What you will do:
Make an exact copy of the lines below.

Data items

===

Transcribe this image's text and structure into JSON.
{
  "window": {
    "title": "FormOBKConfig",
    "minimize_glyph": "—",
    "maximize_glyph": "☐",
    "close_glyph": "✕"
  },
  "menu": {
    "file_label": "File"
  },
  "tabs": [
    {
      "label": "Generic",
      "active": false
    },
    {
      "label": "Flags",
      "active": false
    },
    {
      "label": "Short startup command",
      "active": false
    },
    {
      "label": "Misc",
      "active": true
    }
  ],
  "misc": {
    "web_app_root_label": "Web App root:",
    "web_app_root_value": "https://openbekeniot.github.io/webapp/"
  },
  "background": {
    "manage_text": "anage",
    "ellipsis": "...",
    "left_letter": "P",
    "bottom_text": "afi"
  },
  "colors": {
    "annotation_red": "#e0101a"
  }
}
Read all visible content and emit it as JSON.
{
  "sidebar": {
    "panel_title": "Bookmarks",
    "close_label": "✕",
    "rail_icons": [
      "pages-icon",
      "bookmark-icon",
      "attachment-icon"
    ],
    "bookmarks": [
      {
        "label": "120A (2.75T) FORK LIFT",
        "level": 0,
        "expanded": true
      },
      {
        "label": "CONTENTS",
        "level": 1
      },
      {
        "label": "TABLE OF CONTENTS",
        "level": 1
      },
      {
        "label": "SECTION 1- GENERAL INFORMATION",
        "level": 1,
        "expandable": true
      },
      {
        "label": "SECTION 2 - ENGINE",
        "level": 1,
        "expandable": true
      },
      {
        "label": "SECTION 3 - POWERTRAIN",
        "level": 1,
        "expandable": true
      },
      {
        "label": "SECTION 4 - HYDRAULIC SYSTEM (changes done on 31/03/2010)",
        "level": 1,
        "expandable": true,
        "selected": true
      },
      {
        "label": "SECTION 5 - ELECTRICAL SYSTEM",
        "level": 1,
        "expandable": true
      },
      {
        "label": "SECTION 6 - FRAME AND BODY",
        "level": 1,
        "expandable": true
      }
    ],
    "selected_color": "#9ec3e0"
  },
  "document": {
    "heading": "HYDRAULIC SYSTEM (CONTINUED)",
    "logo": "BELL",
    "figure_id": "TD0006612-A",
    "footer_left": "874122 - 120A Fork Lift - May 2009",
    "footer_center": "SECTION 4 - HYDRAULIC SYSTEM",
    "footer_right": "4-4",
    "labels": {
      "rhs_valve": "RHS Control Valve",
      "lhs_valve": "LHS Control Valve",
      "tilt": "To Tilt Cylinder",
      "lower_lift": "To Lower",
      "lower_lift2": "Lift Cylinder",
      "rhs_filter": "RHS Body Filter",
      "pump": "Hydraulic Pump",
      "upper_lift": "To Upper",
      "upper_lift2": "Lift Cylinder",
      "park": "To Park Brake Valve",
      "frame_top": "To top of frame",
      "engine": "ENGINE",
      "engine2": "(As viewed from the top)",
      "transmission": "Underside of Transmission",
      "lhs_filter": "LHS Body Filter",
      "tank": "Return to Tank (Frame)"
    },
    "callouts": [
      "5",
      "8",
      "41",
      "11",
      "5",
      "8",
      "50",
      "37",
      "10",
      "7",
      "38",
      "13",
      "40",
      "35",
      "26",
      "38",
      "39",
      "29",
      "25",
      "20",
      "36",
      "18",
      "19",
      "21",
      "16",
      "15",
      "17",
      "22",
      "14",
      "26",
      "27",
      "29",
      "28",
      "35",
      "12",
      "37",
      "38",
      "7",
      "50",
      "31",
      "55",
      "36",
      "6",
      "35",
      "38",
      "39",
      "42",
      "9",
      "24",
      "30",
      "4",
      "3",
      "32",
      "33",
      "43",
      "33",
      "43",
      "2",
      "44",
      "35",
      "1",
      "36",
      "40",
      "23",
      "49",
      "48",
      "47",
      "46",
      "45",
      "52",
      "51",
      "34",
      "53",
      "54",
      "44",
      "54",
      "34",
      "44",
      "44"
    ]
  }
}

===

Result of this task:
Transcribe this image's text and structure into JSON.
{
  "window": {
    "title": "FormOBKConfig",
    "minimize_glyph": "—",
    "maximize_glyph": "☐",
    "close_glyph": "✕"
  },
  "menu": {
    "file_label": "File"
  },
  "tabs": [
    {
      "label": "Generic",
      "active": false
    },
    {
      "label": "Flags",
      "active": false
    },
    {
      "label": "Short startup command",
      "active": false
    },
    {
      "label": "Misc",
      "active": true
    }
  ],
  "misc": {
    "web_app_root_label": "Web App root:",
    "web_app_root_value": "https://openbekeniot.github.io/webapp/"
  },
  "background": {
    "manage_text": "anage",
    "ellipsis": "...",
    "left_letter": "P",
    "bottom_text": "afi"
  },
  "colors": {
    "annotation_red": "#e0101a"
  }
}
Read all visible content and emit it as JSON.
{
  "sidebar": {
    "panel_title": "Bookmarks",
    "close_label": "✕",
    "rail_icons": [
      "pages-icon",
      "bookmark-icon",
      "attachment-icon"
    ],
    "bookmarks": [
      {
        "label": "120A (2.75T) FORK LIFT",
        "level": 0,
        "expanded": true
      },
      {
        "label": "CONTENTS",
        "level": 1
      },
      {
        "label": "TABLE OF CONTENTS",
        "level": 1
      },
      {
        "label": "SECTION 1- GENERAL INFORMATION",
        "level": 1,
        "expandable": true
      },
      {
        "label": "SECTION 2 - ENGINE",
        "level": 1,
        "expandable": true
      },
      {
        "label": "SECTION 3 - POWERTRAIN",
        "level": 1,
        "expandable": true
      },
      {
        "label": "SECTION 4 - HYDRAULIC SYSTEM (changes done on 31/03/2010)",
        "level": 1,
        "expandable": true,
        "selected": true
      },
      {
        "label": "SECTION 5 - ELECTRICAL SYSTEM",
        "level": 1,
        "expandable": true
      },
      {
        "label": "SECTION 6 - FRAME AND BODY",
        "level": 1,
        "expandable": true
      }
    ],
    "selected_color": "#9ec3e0"
  },
  "document": {
    "heading": "HYDRAULIC SYSTEM (CONTINUED)",
    "logo": "BELL",
    "figure_id": "TD0006612-A",
    "footer_left": "874122 - 120A Fork Lift - May 2009",
    "footer_center": "SECTION 4 - HYDRAULIC SYSTEM",
    "footer_right": "4-4",
    "labels": {
      "rhs_valve": "RHS Control Valve",
      "lhs_valve": "LHS Control Valve",
      "tilt": "To Tilt Cylinder",
      "lower_lift": "To Lower",
      "lower_lift2": "Lift Cylinder",
      "rhs_filter": "RHS Body Filter",
      "pump": "Hydraulic Pump",
      "upper_lift": "To Upper",
      "upper_lift2": "Lift Cylinder",
      "park": "To Park Brake Valve",
      "frame_top": "To top of frame",
      "engine": "ENGINE",
      "engine2": "(As viewed from the top)",
      "transmission": "Underside of Transmission",
      "lhs_filter": "LHS Body Filter",
      "tank": "Return to Tank (Frame)"
    },
    "callouts": [
      "5",
      "8",
      "41",
      "11",
      "5",
      "8",
      "50",
      "37",
      "10",
      "7",
      "38",
      "13",
      "40",
      "35",
      "26",
      "38",
      "39",
      "29",
      "25",
      "20",
      "36",
      "18",
      "19",
      "21",
      "16",
      "15",
      "17",
      "22",
      "14",
      "26",
      "27",
      "29",
      "28",
      "35",
      "12",
      "37",
      "38",
      "7",
      "50",
      "31",
      "55",
      "36",
      "6",
      "35",
      "38",
      "39",
      "42",
      "9",
      "24",
      "30",
      "4",
      "3",
      "32",
      "33",
      "43",
      "33",
      "43",
      "2",
      "44",
      "35",
      "1",
      "36",
      "40",
      "23",
      "49",
      "48",
      "47",
      "46",
      "45",
      "52",
      "51",
      "34",
      "53",
      "54",
      "44",
      "54",
      "34",
      "44",
      "44"
    ]
  }
}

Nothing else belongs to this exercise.